• EXERCISE PASSAGE
>>>

Fighting Spam: Use Wheelbarrows

CAPTCHA stands for "Completely Automated Public Turing test to tell Computers and Humans Apart." That's not good enough. We need a "Completely Automated Public Test to tell Humans and other Humans Apart" or, CAPTHHA.

Why? Read this ZDNet article: (note: ZDNet menu completely busted in Firefox).

The article talks about the availability of broken CAPTCHAs for sale. Companies in India (possibly elsewhere, but this article highlights India) will, for a small fee ($2 for 1000), provide the means for a computer to bypass the CAPTCHA - thus disabling the CAPTCHA's sole purpose: keeping automated systems out.

Often CAPTCHAs are used to stop spammers. Hotmail, GMail, etc. use CAPTCHAs to ensure that new emails are requested by humans, not computers (since a computers can and do get 1000s of email addresses from which to send spam). Spammers can automate the sign-up, the CAPTCHA is what stops them. And enterprising companies are making it possible to break them.

I'm going to skip the potential discussions on the ethics / morality of this. It's happening, let's just look at why and what can be done about it. I'm also going to pretend that spam is the main problem being stopped. It's not.

<<<

• EXERCISE 1
Decide whether each statement agrees with the spam passage, and answer yes or no, quoting the words of the passage that settle it.
(a) Companies in India offer CAPTCHA-breaking for a fee of $2 per 1000.
(b) The author holds that spam is the main problem CAPTCHAs stop.
(c) The author plans to discuss the ethics of breaking CAPTCHAs.
• EXERCISE 2
Carry on the spam passage, starting after its final sentence, "It's not."

• STUDY MATERIAL
>>>

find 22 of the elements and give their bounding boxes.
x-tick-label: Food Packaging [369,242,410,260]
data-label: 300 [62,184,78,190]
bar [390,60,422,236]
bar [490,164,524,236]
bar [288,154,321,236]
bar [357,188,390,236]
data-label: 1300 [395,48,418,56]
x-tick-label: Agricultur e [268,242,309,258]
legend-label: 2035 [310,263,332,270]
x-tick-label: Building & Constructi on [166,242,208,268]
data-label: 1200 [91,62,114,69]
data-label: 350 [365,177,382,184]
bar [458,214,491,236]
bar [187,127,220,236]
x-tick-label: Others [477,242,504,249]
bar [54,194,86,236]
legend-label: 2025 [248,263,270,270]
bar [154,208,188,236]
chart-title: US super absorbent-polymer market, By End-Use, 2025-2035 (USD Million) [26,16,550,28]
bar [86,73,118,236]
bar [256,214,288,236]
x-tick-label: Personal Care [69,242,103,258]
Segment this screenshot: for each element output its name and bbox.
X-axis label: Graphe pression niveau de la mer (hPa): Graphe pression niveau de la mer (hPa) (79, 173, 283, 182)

<<<

• RESPONSE BOX 1
(a) Yes: "for a small fee ($2 for 1000), provide the means for a computer to bypass the CAPTCHA"
(b) No: "I'm also going to pretend that spam is the main problem being stopped. It's not."
(c) No: "I'm going to skip the potential discussions on the ethics / morality of this."

• RESPONSE BOX 2
I think the problem: the reason this happens - is a cultural understanding of labor costs has caused a fundamental flaw in the understanding of the problem. That's not to say CAPTCHAs aren't useful, even needed. CAPTCHAs make it harder or at least adds a cost associated with the abuse and that difficulty or cost will stop some would-be spammers.

But the thinking underlying CAPTCHAs is this:

Tools are cheap - we'll buy them whenever we need them. Labor is expensive, so we'll buy tools to save us labor costs.

The computer is the tool in this case. The problem that they're having is that this assumption doesn't hold true globally.

Cement Truck or Wheel Barrows?

I spent many of my early years in Ecuador. I can remember one of my classrooms was on the top floor that overlooked the walls of the school. The next-door hospital was expanding and I watched as people went to and fro pouring cement floors in a new hospital building.

They did this manually with wheelbarrows.

In North America and Europe we might pour it directly from a truck. 3 people are involved (2 to hold the hose, 1 to drive the truck) and 1 large, expensive tool.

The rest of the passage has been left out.